▶ _Data lines_

- - - - -

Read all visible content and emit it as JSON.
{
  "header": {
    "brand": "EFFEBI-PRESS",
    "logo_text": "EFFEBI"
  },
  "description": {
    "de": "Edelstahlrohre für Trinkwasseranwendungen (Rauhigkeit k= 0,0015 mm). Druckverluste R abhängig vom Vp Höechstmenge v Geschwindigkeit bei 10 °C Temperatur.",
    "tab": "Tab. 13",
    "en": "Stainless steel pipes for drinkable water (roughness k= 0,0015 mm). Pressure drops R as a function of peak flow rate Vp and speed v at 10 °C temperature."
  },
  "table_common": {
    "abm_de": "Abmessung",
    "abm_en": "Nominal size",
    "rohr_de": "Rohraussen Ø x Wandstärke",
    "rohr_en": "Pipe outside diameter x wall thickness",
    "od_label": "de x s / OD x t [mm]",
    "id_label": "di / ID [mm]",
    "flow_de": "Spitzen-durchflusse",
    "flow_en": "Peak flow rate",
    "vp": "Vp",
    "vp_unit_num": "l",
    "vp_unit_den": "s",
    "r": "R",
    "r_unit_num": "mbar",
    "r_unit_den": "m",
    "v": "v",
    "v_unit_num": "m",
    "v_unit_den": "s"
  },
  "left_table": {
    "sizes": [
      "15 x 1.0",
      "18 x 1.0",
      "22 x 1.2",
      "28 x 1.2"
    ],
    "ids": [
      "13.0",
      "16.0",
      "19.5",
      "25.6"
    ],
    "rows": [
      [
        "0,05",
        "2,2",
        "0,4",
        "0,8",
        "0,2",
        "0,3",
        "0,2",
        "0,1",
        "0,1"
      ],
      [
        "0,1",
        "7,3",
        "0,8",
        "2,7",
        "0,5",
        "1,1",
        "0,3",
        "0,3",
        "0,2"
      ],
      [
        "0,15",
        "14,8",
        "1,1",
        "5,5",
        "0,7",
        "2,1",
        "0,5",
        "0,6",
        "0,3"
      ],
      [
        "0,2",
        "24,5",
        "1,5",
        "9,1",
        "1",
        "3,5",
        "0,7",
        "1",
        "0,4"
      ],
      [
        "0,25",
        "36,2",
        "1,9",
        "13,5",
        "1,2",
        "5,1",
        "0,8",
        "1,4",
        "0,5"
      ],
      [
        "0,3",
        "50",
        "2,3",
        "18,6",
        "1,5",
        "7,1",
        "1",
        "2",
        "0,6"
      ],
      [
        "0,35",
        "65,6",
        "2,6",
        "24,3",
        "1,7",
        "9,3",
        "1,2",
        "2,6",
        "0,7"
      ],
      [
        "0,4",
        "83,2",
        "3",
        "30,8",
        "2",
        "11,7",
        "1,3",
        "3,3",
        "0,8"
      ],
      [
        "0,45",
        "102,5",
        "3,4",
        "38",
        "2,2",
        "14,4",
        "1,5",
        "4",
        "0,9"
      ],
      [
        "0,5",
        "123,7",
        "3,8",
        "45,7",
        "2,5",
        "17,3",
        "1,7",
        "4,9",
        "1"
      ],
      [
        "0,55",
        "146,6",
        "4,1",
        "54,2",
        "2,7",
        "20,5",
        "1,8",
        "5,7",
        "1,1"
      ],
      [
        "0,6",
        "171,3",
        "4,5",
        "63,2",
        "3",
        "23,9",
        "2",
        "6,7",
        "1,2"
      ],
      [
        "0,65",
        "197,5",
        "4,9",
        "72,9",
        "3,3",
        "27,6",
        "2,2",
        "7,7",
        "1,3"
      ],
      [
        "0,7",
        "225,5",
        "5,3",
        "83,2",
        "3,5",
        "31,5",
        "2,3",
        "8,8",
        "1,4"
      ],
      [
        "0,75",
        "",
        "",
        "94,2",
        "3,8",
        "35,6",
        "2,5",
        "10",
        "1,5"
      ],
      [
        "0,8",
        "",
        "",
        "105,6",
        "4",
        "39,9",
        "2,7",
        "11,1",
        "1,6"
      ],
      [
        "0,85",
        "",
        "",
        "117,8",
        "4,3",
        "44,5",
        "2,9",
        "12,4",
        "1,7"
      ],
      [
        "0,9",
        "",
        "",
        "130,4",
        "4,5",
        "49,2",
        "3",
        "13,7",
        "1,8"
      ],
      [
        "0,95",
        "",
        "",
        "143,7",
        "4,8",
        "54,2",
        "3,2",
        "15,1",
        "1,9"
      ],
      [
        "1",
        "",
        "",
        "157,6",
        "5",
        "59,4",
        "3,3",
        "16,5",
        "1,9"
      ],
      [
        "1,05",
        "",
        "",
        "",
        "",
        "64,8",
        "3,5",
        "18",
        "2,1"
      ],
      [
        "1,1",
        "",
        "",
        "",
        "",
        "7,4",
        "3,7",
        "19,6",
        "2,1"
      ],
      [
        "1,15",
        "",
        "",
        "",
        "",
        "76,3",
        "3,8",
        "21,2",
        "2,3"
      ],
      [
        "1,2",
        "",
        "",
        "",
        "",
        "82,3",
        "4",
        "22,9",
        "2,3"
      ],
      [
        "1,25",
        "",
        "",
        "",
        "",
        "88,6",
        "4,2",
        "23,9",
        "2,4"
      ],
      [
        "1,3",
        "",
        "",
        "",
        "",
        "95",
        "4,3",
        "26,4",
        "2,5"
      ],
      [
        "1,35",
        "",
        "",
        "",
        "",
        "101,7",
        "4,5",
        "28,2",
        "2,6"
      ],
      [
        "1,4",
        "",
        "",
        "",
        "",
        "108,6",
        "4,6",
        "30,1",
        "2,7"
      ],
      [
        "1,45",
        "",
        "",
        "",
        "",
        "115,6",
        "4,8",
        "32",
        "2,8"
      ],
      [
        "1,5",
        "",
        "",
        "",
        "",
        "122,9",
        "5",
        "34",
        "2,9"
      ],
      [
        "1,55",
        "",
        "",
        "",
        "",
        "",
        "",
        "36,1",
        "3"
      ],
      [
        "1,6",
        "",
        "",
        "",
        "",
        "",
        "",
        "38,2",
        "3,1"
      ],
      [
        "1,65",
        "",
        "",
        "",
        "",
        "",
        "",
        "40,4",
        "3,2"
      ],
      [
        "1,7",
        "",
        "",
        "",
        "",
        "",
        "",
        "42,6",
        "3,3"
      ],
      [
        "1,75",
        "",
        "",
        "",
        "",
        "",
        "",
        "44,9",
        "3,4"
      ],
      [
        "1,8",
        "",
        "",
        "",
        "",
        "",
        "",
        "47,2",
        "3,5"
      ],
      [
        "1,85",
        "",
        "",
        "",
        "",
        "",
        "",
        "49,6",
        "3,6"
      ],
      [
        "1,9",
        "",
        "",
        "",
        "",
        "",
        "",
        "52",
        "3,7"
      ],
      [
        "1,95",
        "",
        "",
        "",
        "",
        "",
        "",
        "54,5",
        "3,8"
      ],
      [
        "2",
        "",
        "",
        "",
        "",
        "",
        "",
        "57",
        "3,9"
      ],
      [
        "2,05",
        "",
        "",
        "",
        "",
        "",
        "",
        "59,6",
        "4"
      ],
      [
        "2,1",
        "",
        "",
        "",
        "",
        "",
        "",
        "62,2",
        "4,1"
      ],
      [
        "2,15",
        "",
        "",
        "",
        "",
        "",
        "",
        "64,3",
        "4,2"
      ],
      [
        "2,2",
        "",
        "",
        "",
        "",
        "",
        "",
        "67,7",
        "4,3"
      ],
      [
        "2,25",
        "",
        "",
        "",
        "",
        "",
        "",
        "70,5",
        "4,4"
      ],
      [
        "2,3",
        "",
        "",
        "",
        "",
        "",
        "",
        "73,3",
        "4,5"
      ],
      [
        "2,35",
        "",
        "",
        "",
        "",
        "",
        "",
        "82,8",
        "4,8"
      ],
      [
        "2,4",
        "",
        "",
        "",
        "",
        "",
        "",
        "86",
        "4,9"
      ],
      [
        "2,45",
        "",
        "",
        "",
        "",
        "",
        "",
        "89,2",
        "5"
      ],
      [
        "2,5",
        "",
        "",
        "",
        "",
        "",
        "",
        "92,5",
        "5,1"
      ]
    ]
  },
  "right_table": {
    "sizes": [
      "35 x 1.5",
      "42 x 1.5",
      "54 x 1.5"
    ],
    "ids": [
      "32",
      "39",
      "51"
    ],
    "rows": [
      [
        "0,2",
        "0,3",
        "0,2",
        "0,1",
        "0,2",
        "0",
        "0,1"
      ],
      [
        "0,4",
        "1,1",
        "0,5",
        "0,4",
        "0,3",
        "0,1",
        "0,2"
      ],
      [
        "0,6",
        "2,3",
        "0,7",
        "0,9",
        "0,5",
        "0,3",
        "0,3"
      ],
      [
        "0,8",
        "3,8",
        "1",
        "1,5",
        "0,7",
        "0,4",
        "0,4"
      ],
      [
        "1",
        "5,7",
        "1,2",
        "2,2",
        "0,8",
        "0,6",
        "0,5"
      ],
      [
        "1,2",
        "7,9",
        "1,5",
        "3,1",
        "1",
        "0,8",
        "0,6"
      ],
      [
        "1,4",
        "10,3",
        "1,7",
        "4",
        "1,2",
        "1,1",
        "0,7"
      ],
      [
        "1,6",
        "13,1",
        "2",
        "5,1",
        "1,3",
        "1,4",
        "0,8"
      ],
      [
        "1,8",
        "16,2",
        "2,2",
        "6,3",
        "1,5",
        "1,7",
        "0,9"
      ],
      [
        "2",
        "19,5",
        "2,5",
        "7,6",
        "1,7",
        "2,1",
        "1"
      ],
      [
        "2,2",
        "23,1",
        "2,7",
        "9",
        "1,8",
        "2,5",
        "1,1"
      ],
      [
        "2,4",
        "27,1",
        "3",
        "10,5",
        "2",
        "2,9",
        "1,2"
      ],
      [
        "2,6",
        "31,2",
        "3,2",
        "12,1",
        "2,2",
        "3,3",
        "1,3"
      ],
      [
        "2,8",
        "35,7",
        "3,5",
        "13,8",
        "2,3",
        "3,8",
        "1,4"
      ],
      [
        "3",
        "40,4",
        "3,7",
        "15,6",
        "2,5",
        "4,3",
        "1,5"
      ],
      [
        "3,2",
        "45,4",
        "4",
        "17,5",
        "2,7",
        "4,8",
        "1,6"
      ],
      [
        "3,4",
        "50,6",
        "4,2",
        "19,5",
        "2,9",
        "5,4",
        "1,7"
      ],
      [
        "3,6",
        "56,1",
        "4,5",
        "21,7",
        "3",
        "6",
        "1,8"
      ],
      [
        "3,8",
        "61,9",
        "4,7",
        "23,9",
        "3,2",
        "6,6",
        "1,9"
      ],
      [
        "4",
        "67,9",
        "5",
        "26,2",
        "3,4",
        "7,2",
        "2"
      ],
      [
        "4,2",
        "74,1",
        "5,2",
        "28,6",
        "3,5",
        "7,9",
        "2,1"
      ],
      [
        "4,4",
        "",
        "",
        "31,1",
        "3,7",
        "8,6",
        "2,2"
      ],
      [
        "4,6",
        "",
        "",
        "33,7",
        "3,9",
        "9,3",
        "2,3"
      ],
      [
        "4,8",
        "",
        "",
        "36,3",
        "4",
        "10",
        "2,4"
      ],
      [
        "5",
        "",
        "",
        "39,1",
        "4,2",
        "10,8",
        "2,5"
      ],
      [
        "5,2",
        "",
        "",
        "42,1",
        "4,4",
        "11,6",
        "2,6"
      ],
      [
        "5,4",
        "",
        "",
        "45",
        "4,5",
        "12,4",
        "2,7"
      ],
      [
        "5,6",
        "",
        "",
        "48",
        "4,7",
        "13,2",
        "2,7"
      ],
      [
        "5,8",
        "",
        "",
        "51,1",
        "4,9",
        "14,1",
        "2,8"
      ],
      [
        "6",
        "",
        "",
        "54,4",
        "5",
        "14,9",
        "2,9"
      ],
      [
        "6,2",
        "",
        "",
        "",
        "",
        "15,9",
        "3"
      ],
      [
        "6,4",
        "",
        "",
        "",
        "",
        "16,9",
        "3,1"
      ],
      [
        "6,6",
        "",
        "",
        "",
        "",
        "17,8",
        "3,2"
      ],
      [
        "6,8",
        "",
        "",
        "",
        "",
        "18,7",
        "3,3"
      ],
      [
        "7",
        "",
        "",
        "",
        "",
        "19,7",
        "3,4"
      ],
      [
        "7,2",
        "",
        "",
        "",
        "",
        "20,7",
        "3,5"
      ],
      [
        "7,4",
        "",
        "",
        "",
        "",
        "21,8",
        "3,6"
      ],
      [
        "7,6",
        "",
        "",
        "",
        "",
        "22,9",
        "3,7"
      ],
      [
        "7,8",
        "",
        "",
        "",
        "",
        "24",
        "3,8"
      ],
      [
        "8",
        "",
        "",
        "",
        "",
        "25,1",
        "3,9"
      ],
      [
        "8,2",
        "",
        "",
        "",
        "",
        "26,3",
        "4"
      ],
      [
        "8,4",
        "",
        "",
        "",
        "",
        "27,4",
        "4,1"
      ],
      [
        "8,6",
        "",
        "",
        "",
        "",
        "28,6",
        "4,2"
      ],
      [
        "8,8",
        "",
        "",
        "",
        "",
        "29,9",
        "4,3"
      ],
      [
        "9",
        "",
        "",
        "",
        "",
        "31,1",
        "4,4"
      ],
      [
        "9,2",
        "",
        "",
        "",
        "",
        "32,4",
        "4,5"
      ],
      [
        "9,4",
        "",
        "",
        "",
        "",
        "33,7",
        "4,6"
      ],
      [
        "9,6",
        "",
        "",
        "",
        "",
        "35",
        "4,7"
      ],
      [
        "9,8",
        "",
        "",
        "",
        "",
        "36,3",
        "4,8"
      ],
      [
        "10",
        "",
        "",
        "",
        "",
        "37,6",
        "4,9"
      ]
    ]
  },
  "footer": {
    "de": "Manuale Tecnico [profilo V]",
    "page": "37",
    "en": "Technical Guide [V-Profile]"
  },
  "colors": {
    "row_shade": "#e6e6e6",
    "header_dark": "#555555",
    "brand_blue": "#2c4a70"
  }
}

- - - - -

▶ _Required work_
Each line above that includes "rate" should be shown.

▶ _Exercise answer_
    "en": "Stainless steel pipes for drinkable water (roughness k= 0,0015 mm). Pressure drops R as a function of peak flow rate Vp and speed v at 10 °C temperature."
    "flow_en": "Peak flow rate",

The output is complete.